Excerpts from a layout annotation set:
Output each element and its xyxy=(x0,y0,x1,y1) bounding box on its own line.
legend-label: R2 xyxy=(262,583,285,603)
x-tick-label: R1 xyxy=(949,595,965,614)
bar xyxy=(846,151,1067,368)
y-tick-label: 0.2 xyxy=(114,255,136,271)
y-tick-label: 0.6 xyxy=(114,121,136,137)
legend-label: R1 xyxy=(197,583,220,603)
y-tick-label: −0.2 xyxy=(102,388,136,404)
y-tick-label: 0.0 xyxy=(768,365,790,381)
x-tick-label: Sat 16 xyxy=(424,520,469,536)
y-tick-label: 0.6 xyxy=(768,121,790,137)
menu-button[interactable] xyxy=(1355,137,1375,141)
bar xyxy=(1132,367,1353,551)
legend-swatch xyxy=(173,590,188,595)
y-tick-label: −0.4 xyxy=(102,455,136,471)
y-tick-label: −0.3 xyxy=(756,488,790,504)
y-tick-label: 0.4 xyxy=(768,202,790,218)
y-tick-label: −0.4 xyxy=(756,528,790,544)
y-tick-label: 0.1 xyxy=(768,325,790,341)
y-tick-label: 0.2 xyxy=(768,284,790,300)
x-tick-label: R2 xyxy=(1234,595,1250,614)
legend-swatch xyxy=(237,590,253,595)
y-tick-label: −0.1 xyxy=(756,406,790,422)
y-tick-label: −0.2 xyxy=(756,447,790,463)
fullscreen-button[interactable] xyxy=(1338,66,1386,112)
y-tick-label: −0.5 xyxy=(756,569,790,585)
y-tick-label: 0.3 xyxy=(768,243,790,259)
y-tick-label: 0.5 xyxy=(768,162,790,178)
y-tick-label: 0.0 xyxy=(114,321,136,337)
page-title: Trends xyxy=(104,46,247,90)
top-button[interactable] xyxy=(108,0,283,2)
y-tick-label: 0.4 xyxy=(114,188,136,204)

# Given request:
Recast the lines from the first one through the one containing "y-tick-label: −0.2 xyxy=(102,388,136,404)", inclusive, as a JSON list of strings with one string per line and blank lines omitted.

# Written solution:
[
  "Output each element and its xyxy=(x0,y0,x1,y1) bounding box on its own line.",
  "legend-label: R2 xyxy=(262,583,285,603)",
  "x-tick-label: R1 xyxy=(949,595,965,614)",
  "bar xyxy=(846,151,1067,368)",
  "y-tick-label: 0.2 xyxy=(114,255,136,271)",
  "y-tick-label: 0.6 xyxy=(114,121,136,137)",
  "legend-label: R1 xyxy=(197,583,220,603)",
  "y-tick-label: −0.2 xyxy=(102,388,136,404)"
]